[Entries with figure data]
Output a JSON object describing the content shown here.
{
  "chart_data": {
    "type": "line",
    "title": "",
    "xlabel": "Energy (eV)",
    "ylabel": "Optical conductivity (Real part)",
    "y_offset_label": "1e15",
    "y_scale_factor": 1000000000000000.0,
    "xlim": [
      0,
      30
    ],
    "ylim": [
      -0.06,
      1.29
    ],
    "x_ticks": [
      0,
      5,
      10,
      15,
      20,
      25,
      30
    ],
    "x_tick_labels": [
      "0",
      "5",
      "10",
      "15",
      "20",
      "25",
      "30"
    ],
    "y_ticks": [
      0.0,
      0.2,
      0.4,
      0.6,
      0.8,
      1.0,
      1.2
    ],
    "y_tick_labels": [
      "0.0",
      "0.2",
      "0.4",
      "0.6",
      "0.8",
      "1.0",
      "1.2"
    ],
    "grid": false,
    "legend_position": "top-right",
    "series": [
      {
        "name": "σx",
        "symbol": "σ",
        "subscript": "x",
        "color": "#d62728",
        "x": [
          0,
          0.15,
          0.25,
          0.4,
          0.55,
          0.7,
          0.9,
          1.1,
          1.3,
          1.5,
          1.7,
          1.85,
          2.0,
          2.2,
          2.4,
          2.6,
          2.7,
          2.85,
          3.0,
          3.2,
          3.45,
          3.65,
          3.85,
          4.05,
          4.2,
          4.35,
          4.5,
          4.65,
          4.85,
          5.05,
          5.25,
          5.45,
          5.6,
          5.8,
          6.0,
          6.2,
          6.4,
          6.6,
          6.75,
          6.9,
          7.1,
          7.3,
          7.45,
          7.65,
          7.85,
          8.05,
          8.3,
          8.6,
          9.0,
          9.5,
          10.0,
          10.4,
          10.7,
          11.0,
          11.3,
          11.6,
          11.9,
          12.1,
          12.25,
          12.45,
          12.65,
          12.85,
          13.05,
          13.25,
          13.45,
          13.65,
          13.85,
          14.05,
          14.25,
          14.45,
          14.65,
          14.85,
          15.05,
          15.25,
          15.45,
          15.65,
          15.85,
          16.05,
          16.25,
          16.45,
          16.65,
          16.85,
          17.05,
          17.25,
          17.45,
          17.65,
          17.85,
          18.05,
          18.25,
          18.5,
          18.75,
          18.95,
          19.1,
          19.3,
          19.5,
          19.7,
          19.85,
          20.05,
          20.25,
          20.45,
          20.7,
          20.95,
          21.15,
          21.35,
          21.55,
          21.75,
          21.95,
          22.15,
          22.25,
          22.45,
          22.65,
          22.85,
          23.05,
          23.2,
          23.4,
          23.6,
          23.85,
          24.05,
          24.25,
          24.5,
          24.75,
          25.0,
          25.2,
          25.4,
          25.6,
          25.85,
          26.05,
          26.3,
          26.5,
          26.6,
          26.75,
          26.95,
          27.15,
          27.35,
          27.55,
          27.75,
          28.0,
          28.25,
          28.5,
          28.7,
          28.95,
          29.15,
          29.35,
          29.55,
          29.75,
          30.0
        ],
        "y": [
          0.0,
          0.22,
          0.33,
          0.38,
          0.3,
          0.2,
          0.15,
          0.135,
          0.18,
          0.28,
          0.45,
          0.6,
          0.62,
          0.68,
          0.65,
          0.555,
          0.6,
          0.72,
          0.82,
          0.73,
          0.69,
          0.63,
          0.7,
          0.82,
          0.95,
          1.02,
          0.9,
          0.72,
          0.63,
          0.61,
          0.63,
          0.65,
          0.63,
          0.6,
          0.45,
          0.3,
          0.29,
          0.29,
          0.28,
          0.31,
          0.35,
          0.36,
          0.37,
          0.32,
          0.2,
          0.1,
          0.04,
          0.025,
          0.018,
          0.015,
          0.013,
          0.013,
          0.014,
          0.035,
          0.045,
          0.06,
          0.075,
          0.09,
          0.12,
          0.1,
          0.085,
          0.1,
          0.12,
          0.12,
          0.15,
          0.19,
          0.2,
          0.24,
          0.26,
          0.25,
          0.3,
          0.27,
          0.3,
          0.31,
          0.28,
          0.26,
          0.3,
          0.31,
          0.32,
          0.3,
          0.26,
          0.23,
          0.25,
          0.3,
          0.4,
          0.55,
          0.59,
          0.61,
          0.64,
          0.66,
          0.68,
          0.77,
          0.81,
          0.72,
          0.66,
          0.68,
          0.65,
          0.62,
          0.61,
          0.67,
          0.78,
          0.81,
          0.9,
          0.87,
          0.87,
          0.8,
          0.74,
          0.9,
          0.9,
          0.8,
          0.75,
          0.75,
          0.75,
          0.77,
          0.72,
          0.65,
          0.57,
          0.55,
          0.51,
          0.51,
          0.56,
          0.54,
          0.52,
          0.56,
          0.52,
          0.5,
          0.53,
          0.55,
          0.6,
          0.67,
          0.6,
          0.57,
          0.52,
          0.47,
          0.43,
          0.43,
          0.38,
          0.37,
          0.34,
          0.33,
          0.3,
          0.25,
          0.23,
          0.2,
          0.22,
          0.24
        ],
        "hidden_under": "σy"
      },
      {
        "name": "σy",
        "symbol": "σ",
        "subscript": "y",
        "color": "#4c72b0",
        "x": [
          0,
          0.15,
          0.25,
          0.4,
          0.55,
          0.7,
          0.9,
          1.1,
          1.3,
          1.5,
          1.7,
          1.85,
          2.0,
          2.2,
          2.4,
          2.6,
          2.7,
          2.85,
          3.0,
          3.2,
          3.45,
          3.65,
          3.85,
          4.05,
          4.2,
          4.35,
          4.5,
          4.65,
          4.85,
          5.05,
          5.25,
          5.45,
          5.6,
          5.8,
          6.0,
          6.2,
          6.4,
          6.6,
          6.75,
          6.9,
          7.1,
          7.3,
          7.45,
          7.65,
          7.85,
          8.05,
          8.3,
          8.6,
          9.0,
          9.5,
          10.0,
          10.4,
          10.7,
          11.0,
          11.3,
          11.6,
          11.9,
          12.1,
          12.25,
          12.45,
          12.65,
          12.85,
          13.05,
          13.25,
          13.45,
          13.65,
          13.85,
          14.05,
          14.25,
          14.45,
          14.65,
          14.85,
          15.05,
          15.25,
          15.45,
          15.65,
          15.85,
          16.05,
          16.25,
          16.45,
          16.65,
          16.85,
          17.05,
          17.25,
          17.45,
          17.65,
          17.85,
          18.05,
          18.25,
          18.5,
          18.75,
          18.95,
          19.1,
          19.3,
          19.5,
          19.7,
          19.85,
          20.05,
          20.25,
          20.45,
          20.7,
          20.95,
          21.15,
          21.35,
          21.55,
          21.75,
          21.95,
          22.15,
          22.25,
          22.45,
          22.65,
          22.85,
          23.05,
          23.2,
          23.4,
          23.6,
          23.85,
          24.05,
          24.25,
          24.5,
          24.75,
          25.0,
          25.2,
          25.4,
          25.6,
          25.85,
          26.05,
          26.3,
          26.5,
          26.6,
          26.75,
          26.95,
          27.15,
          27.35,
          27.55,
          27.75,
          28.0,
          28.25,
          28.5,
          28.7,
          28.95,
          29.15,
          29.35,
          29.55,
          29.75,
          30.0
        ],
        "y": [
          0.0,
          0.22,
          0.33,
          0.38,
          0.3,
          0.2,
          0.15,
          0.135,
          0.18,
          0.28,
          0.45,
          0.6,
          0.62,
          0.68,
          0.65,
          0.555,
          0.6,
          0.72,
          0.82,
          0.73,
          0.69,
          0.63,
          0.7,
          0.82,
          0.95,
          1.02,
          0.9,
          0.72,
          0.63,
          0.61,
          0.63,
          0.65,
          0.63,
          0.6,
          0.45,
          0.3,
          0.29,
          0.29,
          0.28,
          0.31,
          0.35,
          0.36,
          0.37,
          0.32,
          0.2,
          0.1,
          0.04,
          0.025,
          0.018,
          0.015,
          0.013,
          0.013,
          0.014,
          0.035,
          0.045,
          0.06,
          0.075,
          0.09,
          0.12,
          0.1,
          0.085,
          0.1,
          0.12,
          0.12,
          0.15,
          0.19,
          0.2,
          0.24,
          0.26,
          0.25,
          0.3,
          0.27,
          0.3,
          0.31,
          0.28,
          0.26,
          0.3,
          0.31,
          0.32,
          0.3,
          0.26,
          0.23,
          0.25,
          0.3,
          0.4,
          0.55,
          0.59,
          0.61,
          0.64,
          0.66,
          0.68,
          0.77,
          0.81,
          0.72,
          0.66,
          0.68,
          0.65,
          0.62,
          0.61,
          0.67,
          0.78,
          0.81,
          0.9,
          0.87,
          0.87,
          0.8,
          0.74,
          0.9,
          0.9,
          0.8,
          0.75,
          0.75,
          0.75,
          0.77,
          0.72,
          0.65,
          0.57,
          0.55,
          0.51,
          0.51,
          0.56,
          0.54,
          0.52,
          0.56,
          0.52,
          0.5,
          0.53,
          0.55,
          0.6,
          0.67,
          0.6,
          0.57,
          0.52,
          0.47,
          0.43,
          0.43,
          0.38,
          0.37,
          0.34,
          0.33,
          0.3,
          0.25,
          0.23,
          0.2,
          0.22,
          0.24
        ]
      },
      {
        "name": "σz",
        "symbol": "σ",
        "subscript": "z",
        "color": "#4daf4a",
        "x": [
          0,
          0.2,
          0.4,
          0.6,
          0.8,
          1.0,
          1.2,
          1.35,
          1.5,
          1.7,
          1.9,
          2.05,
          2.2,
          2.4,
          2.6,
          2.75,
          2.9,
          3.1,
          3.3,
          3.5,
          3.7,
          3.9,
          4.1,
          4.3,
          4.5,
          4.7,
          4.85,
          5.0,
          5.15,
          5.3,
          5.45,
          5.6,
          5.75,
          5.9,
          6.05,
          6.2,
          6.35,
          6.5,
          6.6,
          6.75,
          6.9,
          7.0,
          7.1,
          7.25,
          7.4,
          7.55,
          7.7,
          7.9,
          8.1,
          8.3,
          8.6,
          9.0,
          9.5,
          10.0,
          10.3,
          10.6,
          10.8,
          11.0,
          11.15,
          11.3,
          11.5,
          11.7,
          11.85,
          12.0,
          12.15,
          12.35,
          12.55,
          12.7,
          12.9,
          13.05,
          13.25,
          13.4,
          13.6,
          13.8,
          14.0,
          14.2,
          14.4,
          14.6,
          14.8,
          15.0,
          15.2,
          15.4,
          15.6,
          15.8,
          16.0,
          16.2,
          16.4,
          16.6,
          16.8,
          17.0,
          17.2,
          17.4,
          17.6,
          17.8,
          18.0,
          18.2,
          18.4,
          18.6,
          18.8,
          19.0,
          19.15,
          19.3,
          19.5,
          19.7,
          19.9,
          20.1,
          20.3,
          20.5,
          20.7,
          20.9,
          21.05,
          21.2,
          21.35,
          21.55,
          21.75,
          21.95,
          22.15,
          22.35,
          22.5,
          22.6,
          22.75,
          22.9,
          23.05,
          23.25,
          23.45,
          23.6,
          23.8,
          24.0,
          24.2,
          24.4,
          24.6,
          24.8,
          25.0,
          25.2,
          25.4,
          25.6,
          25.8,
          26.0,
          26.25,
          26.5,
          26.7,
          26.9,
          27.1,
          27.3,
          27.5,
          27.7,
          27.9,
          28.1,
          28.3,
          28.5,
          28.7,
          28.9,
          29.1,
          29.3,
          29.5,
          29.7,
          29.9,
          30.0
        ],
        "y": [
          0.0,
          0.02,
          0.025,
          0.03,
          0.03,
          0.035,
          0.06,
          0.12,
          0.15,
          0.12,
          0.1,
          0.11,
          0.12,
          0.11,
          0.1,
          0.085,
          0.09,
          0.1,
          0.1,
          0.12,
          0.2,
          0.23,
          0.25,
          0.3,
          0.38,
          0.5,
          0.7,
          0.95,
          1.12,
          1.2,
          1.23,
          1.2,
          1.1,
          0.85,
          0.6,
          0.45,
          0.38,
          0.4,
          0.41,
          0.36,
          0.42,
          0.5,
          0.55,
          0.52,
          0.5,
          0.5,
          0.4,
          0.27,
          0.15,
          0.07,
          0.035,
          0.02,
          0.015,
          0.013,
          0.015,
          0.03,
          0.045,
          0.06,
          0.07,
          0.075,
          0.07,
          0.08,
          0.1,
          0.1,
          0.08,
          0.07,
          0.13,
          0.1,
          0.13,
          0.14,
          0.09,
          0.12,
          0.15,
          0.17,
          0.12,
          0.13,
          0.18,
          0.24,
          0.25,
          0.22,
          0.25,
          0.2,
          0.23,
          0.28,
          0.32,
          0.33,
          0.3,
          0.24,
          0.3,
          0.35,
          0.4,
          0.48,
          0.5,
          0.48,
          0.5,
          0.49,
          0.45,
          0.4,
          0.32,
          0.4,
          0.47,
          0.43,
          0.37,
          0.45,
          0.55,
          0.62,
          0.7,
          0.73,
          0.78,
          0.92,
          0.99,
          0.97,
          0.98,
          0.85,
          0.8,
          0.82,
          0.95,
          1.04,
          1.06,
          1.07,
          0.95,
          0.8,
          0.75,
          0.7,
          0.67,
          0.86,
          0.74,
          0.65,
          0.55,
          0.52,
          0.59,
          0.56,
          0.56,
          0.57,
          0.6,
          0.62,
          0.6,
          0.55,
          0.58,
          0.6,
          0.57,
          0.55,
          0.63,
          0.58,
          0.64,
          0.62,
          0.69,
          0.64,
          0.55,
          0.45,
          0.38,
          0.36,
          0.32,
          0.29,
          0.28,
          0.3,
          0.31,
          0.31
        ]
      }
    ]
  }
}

*What you will do*:
Check each line of the entries above for the word "subscript". List the ones that have it.

*Correct output*:
        "subscript": "x",
        "subscript": "y",
        "subscript": "z",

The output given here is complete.